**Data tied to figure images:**

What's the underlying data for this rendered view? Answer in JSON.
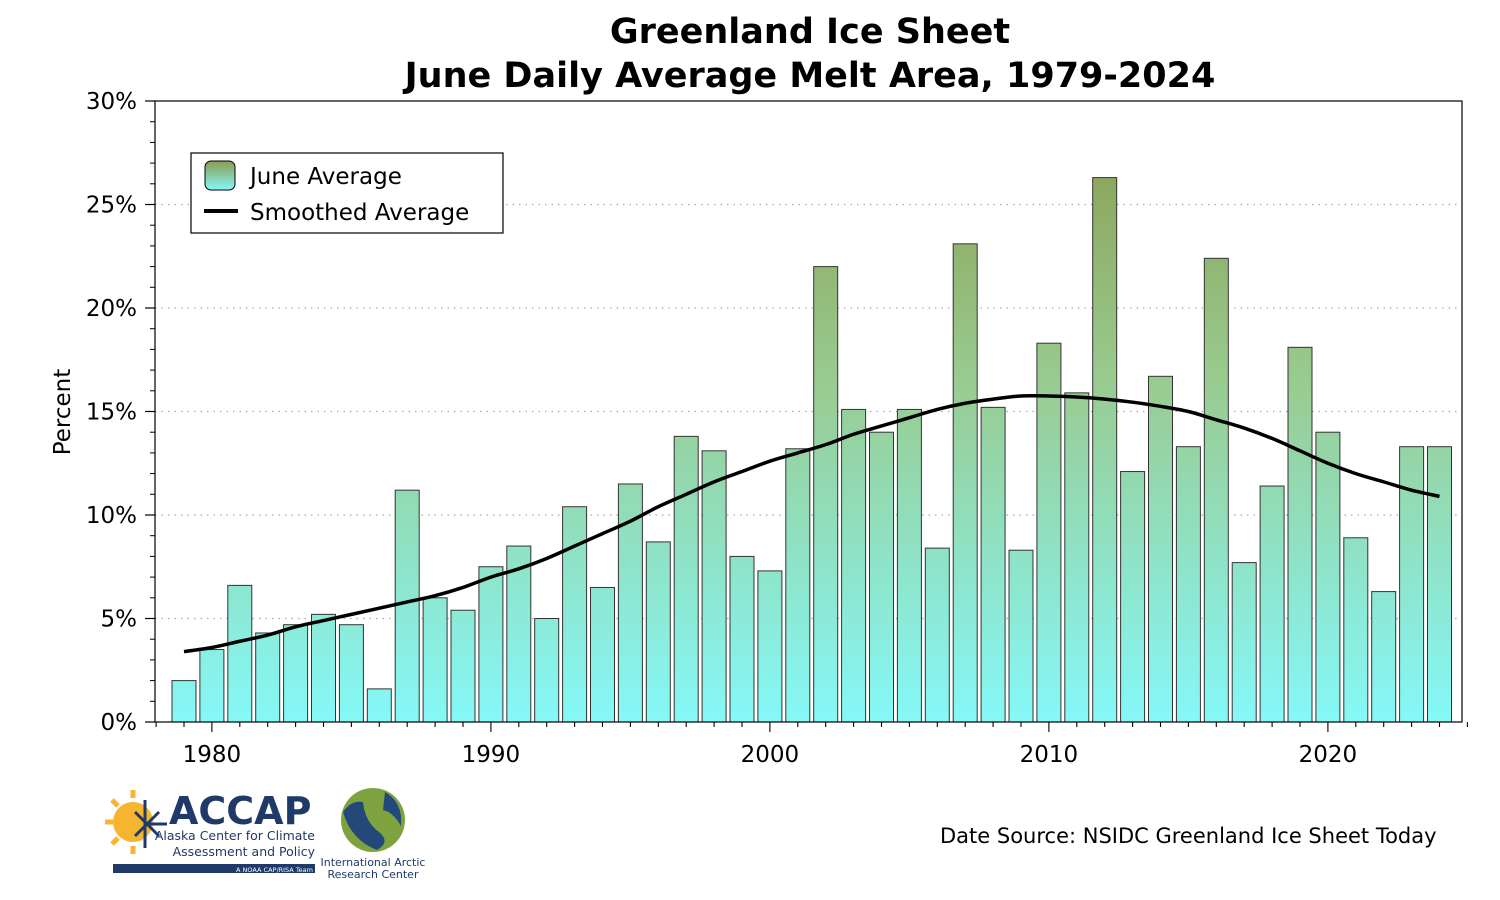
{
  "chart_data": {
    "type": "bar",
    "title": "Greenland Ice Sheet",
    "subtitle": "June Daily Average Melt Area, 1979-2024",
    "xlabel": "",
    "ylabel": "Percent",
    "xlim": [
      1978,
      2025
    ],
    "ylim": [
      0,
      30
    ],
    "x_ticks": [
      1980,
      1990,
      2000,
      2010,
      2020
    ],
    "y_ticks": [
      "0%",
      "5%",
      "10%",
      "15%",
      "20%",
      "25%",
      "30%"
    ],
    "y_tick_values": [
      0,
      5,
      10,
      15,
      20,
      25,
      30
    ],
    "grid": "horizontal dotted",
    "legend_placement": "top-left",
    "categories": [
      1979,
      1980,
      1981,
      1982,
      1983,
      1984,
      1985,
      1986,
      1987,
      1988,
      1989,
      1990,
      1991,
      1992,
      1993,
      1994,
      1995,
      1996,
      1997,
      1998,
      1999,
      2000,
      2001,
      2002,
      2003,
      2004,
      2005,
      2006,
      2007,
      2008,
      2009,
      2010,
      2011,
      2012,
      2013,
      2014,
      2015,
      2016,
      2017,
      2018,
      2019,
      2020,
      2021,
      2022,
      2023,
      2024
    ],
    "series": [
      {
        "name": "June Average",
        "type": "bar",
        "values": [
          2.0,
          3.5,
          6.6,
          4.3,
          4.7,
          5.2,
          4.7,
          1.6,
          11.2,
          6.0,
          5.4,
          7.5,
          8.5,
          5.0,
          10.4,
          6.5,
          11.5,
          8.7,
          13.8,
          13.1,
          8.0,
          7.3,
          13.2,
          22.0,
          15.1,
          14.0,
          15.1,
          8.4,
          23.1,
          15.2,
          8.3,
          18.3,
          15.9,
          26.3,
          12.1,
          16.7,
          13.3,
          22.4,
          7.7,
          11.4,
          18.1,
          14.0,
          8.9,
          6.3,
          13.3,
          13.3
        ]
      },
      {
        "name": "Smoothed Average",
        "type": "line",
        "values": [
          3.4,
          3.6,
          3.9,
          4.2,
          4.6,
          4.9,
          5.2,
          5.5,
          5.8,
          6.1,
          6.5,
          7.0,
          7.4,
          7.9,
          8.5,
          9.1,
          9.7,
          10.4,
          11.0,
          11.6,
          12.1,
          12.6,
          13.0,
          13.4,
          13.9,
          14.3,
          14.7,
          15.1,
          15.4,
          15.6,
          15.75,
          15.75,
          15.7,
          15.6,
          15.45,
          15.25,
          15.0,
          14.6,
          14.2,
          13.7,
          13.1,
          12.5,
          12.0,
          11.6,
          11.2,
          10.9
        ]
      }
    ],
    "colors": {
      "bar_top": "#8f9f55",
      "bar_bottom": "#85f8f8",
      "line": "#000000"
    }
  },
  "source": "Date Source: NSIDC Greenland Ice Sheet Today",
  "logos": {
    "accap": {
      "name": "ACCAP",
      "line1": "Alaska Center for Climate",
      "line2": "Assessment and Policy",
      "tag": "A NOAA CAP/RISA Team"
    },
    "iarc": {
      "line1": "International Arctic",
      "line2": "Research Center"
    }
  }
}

--

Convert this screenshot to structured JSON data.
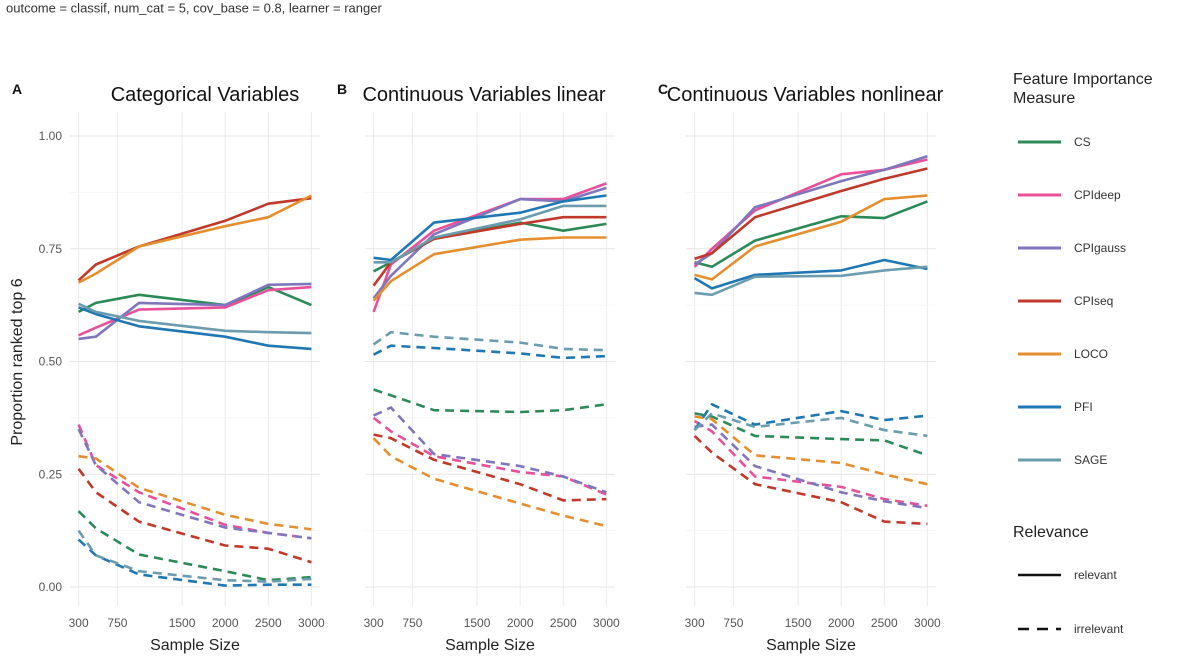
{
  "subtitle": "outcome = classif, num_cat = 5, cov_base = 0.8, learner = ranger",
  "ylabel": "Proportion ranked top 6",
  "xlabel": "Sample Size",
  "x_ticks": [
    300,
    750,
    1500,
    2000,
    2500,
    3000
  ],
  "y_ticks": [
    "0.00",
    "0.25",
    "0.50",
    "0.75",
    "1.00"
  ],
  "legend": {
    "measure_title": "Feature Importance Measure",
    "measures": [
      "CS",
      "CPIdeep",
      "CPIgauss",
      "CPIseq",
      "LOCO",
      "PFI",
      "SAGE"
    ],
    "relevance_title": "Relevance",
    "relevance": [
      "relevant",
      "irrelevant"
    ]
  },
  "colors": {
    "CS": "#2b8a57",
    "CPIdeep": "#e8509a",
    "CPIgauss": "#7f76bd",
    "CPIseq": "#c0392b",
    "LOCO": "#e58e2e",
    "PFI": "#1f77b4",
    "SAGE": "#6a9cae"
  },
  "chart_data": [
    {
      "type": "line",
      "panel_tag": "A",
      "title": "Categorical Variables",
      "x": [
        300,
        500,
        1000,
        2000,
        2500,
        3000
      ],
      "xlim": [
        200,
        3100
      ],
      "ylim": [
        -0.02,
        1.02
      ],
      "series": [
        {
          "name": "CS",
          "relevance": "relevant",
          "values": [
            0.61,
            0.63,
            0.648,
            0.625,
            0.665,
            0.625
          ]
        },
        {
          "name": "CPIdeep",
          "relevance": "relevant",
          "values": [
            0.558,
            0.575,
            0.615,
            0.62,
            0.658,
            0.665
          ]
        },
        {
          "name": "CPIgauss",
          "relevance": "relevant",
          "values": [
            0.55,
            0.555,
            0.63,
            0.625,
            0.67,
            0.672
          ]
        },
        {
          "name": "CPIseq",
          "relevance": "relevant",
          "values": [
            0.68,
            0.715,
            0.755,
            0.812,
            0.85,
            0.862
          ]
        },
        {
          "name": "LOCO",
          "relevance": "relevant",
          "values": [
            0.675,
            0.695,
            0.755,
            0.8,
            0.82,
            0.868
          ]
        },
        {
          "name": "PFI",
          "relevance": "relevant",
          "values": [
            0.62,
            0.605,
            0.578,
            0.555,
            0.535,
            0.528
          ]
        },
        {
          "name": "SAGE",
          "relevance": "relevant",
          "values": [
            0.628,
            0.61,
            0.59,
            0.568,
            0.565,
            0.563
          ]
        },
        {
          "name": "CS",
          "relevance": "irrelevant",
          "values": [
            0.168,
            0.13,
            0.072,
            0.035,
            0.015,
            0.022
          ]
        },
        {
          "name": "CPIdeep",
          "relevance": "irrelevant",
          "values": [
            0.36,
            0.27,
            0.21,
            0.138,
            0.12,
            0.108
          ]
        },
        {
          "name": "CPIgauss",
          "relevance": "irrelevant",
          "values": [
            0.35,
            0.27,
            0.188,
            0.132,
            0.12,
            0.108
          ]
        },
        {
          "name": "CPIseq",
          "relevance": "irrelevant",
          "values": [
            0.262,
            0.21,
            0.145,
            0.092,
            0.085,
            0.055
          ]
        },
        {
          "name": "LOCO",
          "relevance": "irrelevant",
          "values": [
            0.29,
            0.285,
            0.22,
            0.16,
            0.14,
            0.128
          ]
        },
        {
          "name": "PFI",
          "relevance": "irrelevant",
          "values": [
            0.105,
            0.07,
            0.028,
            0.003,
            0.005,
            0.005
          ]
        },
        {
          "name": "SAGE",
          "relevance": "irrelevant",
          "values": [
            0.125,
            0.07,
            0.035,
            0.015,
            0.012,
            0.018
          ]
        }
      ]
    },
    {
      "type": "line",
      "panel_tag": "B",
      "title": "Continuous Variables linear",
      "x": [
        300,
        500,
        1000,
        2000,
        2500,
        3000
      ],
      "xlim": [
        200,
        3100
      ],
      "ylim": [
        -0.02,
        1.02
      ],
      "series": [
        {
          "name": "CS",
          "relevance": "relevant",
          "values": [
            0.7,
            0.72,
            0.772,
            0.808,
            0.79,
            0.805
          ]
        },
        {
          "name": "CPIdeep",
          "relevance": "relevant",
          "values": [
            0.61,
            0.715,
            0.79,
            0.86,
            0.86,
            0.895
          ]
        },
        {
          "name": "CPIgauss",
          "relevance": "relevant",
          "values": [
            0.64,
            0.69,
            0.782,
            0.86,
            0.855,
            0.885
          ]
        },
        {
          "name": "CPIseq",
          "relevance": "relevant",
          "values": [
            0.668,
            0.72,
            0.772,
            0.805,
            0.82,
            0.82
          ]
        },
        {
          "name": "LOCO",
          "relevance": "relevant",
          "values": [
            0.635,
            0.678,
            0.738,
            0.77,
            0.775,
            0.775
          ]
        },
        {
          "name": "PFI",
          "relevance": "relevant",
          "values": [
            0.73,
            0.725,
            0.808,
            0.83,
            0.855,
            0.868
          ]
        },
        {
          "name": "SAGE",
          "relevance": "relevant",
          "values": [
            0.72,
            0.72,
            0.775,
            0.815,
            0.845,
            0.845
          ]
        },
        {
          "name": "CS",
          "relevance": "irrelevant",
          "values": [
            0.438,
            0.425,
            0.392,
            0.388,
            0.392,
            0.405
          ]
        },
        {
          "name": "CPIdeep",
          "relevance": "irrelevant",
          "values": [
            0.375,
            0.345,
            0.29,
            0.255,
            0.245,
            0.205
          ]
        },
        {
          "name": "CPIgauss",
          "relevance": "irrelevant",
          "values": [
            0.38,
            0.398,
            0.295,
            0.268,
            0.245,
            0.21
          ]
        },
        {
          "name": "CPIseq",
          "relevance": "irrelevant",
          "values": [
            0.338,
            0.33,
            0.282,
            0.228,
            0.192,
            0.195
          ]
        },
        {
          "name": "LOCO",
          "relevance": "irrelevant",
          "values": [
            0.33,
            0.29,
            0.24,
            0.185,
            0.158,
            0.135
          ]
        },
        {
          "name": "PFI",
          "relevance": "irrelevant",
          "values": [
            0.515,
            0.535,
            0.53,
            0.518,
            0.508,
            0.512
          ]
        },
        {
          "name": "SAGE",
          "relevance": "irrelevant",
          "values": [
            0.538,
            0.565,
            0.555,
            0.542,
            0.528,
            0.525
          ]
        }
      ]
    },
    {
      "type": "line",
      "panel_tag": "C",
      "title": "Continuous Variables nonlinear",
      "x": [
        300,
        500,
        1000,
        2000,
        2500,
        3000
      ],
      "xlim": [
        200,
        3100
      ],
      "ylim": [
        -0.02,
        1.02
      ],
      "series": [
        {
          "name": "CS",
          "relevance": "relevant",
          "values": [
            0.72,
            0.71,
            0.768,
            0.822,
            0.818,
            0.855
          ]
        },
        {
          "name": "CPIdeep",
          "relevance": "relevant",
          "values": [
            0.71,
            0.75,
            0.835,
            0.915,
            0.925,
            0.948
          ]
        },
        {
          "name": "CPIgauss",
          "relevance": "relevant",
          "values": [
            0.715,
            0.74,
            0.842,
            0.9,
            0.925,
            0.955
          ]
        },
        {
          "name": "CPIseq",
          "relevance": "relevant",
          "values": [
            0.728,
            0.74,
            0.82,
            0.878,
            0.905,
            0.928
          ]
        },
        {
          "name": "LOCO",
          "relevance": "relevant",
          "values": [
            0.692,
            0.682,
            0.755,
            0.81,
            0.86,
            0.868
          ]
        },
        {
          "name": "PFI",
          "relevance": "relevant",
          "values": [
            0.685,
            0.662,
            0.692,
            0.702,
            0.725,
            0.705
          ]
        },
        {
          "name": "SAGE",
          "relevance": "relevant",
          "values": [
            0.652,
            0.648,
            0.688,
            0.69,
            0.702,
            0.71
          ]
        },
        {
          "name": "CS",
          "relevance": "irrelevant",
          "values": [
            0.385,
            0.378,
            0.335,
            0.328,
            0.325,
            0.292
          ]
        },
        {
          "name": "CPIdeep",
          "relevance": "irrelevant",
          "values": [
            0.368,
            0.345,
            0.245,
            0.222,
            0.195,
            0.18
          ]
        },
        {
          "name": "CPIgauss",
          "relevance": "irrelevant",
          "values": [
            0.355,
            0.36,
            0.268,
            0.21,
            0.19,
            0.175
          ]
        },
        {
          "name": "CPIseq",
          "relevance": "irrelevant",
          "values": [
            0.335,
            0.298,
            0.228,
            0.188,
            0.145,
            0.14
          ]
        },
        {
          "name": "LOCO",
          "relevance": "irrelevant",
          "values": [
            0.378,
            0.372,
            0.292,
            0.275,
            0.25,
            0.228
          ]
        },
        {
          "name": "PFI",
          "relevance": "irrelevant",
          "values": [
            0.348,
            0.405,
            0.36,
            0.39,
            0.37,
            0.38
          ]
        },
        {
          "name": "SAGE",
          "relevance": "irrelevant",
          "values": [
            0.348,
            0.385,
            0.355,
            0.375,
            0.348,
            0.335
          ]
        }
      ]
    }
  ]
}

**Directions for this task:** Show all lines in the entries above where the word "Greenland" appears.

**Solution to this task:**
    "title": "Greenland Ice Sheet",
  "source": "Date Source: NSIDC Greenland Ice Sheet Today",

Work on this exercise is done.